Begin Provided information

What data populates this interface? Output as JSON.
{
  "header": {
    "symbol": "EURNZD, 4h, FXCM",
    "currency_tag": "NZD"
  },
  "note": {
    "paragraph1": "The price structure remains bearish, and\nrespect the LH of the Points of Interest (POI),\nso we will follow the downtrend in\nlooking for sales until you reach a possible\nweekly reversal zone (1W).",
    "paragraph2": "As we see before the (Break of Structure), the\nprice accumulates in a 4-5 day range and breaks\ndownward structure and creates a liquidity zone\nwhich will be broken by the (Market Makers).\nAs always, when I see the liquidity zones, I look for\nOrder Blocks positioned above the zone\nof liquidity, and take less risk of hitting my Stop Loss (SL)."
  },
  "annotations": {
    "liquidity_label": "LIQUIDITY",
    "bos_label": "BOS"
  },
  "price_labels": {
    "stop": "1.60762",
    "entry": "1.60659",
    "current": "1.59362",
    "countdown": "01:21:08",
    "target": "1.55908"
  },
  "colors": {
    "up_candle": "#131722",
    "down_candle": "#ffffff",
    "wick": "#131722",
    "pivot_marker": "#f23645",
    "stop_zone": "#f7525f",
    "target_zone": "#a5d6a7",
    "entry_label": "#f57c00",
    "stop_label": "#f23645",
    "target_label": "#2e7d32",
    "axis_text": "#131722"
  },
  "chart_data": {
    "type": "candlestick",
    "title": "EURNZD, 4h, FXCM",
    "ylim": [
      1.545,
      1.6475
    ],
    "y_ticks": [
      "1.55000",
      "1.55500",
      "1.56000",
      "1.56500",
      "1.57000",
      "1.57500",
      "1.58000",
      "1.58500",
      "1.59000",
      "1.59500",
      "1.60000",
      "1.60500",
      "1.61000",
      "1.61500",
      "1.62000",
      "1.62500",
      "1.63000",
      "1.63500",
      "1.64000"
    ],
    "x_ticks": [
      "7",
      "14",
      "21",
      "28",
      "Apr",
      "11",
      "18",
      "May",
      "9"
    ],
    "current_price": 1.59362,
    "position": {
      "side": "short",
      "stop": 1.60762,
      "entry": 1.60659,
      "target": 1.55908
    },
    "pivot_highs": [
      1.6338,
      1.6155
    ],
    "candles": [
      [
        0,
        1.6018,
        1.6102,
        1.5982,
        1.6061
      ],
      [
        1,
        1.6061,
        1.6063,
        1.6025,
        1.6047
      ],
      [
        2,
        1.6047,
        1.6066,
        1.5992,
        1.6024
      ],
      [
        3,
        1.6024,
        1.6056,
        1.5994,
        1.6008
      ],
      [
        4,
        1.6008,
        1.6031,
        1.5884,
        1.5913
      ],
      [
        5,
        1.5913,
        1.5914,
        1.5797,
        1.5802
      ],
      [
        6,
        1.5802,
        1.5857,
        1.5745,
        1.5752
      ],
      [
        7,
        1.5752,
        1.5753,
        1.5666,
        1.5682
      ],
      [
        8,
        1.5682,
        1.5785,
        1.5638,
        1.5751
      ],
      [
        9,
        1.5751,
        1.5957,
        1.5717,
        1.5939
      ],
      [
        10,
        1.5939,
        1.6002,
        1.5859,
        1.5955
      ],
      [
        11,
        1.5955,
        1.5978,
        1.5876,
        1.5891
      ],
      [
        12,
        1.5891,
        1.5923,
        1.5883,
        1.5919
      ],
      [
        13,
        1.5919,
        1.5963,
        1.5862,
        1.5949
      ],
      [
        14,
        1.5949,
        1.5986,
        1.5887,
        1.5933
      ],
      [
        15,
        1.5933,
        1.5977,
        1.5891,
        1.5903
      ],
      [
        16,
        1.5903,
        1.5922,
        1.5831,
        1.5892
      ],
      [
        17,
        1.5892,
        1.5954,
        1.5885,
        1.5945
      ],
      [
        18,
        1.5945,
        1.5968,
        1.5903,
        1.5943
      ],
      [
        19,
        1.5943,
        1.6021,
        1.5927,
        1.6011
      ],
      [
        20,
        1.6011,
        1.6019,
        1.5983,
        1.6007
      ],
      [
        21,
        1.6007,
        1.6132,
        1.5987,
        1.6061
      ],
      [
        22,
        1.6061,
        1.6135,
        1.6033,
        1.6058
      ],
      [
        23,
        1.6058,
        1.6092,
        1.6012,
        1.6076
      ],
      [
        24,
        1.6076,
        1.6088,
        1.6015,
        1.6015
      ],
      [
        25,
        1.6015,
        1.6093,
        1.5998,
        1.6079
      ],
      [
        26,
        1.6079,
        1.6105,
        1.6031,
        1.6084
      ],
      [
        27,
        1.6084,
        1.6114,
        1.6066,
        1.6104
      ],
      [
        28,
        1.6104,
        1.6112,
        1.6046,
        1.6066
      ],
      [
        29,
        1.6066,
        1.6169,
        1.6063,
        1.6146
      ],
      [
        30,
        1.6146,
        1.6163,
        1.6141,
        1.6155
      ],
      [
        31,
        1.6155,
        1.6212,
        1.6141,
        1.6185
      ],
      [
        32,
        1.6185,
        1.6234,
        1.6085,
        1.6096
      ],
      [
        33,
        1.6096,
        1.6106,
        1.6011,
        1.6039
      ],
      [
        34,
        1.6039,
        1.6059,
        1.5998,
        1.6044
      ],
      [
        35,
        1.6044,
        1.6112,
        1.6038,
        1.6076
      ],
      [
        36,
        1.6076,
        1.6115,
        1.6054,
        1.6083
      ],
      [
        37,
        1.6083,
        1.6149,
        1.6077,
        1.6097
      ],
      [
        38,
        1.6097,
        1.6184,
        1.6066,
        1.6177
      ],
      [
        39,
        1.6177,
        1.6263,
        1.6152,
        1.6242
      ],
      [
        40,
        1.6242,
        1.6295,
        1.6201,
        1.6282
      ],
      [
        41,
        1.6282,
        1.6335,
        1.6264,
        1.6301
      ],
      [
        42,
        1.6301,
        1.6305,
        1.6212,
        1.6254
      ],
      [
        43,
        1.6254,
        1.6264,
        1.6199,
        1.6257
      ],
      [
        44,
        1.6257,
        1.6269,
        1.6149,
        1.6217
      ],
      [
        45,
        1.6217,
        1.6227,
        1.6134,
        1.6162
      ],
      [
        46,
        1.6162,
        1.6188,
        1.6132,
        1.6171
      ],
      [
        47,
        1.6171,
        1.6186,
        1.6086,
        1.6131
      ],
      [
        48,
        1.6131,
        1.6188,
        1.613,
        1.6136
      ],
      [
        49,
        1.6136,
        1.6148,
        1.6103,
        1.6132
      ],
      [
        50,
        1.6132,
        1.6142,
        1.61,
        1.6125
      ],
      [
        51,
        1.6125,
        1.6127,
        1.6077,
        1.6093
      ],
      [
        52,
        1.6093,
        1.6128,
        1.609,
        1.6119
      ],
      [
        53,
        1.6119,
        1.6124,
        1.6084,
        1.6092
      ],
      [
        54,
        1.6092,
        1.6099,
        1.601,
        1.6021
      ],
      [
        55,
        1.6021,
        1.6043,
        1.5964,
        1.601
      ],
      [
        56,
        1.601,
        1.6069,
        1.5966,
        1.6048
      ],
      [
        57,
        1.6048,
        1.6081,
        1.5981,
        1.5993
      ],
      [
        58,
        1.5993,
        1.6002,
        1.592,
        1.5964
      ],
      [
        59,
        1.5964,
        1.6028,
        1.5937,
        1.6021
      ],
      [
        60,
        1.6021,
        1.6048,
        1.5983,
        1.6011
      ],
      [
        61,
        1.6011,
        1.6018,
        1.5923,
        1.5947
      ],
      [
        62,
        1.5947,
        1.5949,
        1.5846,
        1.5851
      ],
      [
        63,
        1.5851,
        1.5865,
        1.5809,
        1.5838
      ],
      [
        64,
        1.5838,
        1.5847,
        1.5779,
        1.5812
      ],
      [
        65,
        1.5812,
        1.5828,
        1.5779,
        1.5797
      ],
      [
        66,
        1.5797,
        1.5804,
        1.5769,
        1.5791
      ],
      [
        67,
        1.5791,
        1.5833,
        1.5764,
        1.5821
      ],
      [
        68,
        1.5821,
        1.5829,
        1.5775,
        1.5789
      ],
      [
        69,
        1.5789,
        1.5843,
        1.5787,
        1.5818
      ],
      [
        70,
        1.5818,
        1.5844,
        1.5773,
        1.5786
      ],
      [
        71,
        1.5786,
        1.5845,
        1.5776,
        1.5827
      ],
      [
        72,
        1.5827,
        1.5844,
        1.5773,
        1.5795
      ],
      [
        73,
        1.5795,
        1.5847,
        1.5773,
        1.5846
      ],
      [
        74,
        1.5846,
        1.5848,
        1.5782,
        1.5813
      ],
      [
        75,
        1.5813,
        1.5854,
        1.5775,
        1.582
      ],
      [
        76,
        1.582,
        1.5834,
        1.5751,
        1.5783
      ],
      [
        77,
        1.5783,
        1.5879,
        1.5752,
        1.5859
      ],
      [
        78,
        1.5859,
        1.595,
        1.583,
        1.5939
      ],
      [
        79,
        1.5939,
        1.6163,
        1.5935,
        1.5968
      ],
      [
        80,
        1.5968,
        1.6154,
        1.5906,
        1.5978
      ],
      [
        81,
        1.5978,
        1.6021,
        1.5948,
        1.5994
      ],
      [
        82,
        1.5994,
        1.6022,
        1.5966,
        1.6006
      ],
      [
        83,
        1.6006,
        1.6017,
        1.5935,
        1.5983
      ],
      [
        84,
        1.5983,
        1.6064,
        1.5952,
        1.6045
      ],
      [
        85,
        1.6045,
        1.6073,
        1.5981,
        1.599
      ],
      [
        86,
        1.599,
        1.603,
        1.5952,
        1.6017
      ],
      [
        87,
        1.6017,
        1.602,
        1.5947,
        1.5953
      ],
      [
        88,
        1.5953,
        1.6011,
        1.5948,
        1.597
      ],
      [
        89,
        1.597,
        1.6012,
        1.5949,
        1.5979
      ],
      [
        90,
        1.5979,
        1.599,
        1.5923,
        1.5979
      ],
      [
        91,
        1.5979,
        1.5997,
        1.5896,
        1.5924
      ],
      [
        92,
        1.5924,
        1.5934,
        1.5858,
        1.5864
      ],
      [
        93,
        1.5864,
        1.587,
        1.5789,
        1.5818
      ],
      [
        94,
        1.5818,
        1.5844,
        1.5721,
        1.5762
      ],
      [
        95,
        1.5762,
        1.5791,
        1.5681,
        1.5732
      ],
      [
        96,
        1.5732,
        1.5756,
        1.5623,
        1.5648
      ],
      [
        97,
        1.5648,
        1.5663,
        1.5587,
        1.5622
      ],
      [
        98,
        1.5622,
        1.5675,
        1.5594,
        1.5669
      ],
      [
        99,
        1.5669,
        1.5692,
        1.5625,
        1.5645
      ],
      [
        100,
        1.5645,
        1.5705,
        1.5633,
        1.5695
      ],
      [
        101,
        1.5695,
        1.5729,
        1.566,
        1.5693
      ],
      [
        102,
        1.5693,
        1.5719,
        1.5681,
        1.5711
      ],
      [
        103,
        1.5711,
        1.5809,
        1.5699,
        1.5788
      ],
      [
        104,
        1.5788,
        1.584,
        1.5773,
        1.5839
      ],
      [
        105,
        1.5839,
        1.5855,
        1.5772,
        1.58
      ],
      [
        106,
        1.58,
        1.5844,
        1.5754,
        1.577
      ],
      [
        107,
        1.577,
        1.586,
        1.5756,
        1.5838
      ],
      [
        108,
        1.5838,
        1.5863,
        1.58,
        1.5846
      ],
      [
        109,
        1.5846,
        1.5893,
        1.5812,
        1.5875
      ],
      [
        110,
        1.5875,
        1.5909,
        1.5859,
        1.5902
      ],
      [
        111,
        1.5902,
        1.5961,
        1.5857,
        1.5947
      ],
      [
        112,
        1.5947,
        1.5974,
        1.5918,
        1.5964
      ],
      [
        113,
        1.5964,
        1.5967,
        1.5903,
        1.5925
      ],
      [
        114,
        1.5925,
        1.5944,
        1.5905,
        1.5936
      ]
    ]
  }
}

End Provided information

» **Your objective**:
From the data above, copy each line where the string "EURNZD" appears.

» **Result of this exercise**:
    "symbol": "EURNZD, 4h, FXCM",
    "title": "EURNZD, 4h, FXCM",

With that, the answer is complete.